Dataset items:
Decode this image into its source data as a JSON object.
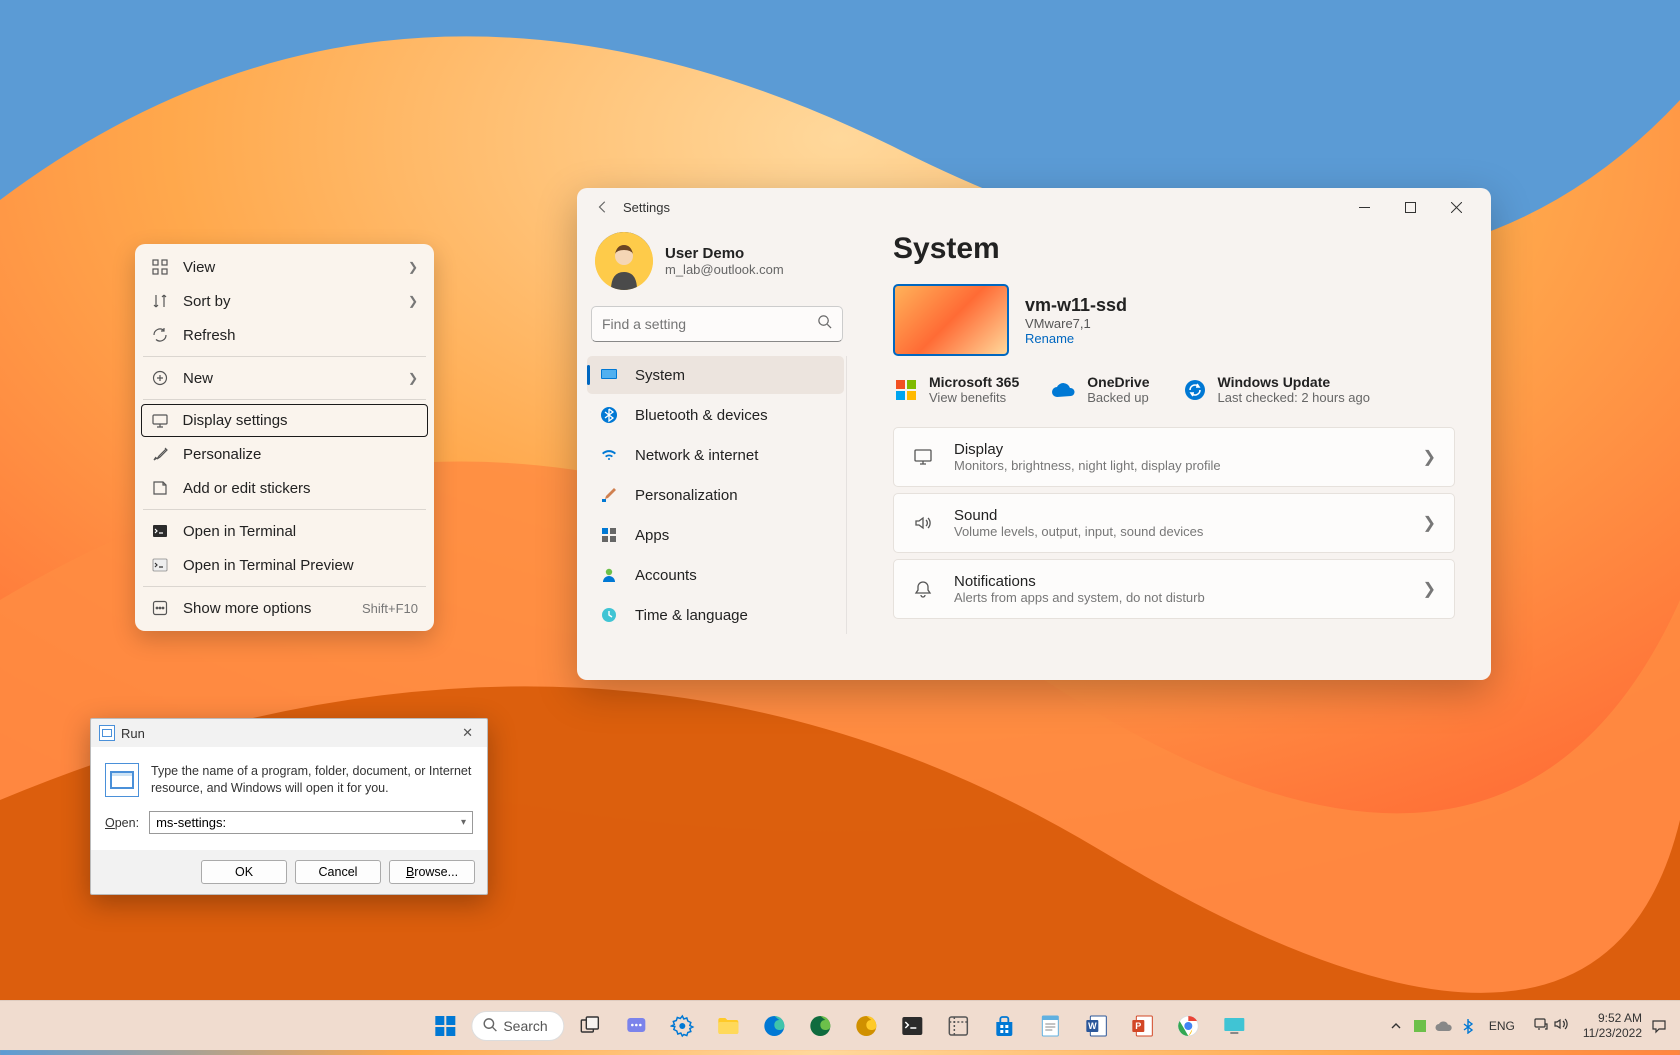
{
  "context_menu": {
    "items": [
      {
        "label": "View",
        "icon": "grid",
        "has_submenu": true
      },
      {
        "label": "Sort by",
        "icon": "sort",
        "has_submenu": true
      },
      {
        "label": "Refresh",
        "icon": "refresh"
      },
      {
        "sep": true
      },
      {
        "label": "New",
        "icon": "plus-circle",
        "has_submenu": true
      },
      {
        "sep": true
      },
      {
        "label": "Display settings",
        "icon": "display",
        "selected": true
      },
      {
        "label": "Personalize",
        "icon": "brush"
      },
      {
        "label": "Add or edit stickers",
        "icon": "sticker"
      },
      {
        "sep": true
      },
      {
        "label": "Open in Terminal",
        "icon": "terminal-dark"
      },
      {
        "label": "Open in Terminal Preview",
        "icon": "terminal-light"
      },
      {
        "sep": true
      },
      {
        "label": "Show more options",
        "icon": "more",
        "shortcut": "Shift+F10"
      }
    ]
  },
  "settings": {
    "window_title": "Settings",
    "user": {
      "name": "User Demo",
      "email": "m_lab@outlook.com"
    },
    "search_placeholder": "Find a setting",
    "nav": [
      {
        "label": "System",
        "icon": "system",
        "active": true
      },
      {
        "label": "Bluetooth & devices",
        "icon": "bluetooth"
      },
      {
        "label": "Network & internet",
        "icon": "wifi"
      },
      {
        "label": "Personalization",
        "icon": "brush"
      },
      {
        "label": "Apps",
        "icon": "apps"
      },
      {
        "label": "Accounts",
        "icon": "accounts"
      },
      {
        "label": "Time & language",
        "icon": "time"
      }
    ],
    "main_title": "System",
    "device": {
      "name": "vm-w11-ssd",
      "model": "VMware7,1",
      "rename": "Rename"
    },
    "quick_links": [
      {
        "title": "Microsoft 365",
        "sub": "View benefits",
        "icon": "m365"
      },
      {
        "title": "OneDrive",
        "sub": "Backed up",
        "icon": "onedrive"
      },
      {
        "title": "Windows Update",
        "sub": "Last checked: 2 hours ago",
        "icon": "update"
      }
    ],
    "rows": [
      {
        "title": "Display",
        "sub": "Monitors, brightness, night light, display profile",
        "icon": "display"
      },
      {
        "title": "Sound",
        "sub": "Volume levels, output, input, sound devices",
        "icon": "sound"
      },
      {
        "title": "Notifications",
        "sub": "Alerts from apps and system, do not disturb",
        "icon": "bell"
      }
    ]
  },
  "run": {
    "title": "Run",
    "description": "Type the name of a program, folder, document, or Internet resource, and Windows will open it for you.",
    "open_label": "Open:",
    "value": "ms-settings:",
    "buttons": {
      "ok": "OK",
      "cancel": "Cancel",
      "browse": "Browse..."
    }
  },
  "taskbar": {
    "search_label": "Search",
    "apps": [
      "start",
      "search",
      "taskview",
      "chat",
      "settings-gear",
      "explorer",
      "edge",
      "edge-dev",
      "edge-canary",
      "terminal",
      "snip",
      "store",
      "notepad",
      "word",
      "powerpoint",
      "edge-beta",
      "desktop"
    ],
    "tray": {
      "lang": "ENG",
      "time": "9:52 AM",
      "date": "11/23/2022"
    }
  }
}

• _Set problem_:
Drop the images and repeat the data exactly.

• _Task answer_:
Decode this image into its source data as a JSON object.
{
  "context_menu": {
    "items": [
      {
        "label": "View",
        "icon": "grid",
        "has_submenu": true
      },
      {
        "label": "Sort by",
        "icon": "sort",
        "has_submenu": true
      },
      {
        "label": "Refresh",
        "icon": "refresh"
      },
      {
        "sep": true
      },
      {
        "label": "New",
        "icon": "plus-circle",
        "has_submenu": true
      },
      {
        "sep": true
      },
      {
        "label": "Display settings",
        "icon": "display",
        "selected": true
      },
      {
        "label": "Personalize",
        "icon": "brush"
      },
      {
        "label": "Add or edit stickers",
        "icon": "sticker"
      },
      {
        "sep": true
      },
      {
        "label": "Open in Terminal",
        "icon": "terminal-dark"
      },
      {
        "label": "Open in Terminal Preview",
        "icon": "terminal-light"
      },
      {
        "sep": true
      },
      {
        "label": "Show more options",
        "icon": "more",
        "shortcut": "Shift+F10"
      }
    ]
  },
  "settings": {
    "window_title": "Settings",
    "user": {
      "name": "User Demo",
      "email": "m_lab@outlook.com"
    },
    "search_placeholder": "Find a setting",
    "nav": [
      {
        "label": "System",
        "icon": "system",
        "active": true
      },
      {
        "label": "Bluetooth & devices",
        "icon": "bluetooth"
      },
      {
        "label": "Network & internet",
        "icon": "wifi"
      },
      {
        "label": "Personalization",
        "icon": "brush"
      },
      {
        "label": "Apps",
        "icon": "apps"
      },
      {
        "label": "Accounts",
        "icon": "accounts"
      },
      {
        "label": "Time & language",
        "icon": "time"
      }
    ],
    "main_title": "System",
    "device": {
      "name": "vm-w11-ssd",
      "model": "VMware7,1",
      "rename": "Rename"
    },
    "quick_links": [
      {
        "title": "Microsoft 365",
        "sub": "View benefits",
        "icon": "m365"
      },
      {
        "title": "OneDrive",
        "sub": "Backed up",
        "icon": "onedrive"
      },
      {
        "title": "Windows Update",
        "sub": "Last checked: 2 hours ago",
        "icon": "update"
      }
    ],
    "rows": [
      {
        "title": "Display",
        "sub": "Monitors, brightness, night light, display profile",
        "icon": "display"
      },
      {
        "title": "Sound",
        "sub": "Volume levels, output, input, sound devices",
        "icon": "sound"
      },
      {
        "title": "Notifications",
        "sub": "Alerts from apps and system, do not disturb",
        "icon": "bell"
      }
    ]
  },
  "run": {
    "title": "Run",
    "description": "Type the name of a program, folder, document, or Internet resource, and Windows will open it for you.",
    "open_label": "Open:",
    "value": "ms-settings:",
    "buttons": {
      "ok": "OK",
      "cancel": "Cancel",
      "browse": "Browse..."
    }
  },
  "taskbar": {
    "search_label": "Search",
    "apps": [
      "start",
      "search",
      "taskview",
      "chat",
      "settings-gear",
      "explorer",
      "edge",
      "edge-dev",
      "edge-canary",
      "terminal",
      "snip",
      "store",
      "notepad",
      "word",
      "powerpoint",
      "edge-beta",
      "desktop"
    ],
    "tray": {
      "lang": "ENG",
      "time": "9:52 AM",
      "date": "11/23/2022"
    }
  }
}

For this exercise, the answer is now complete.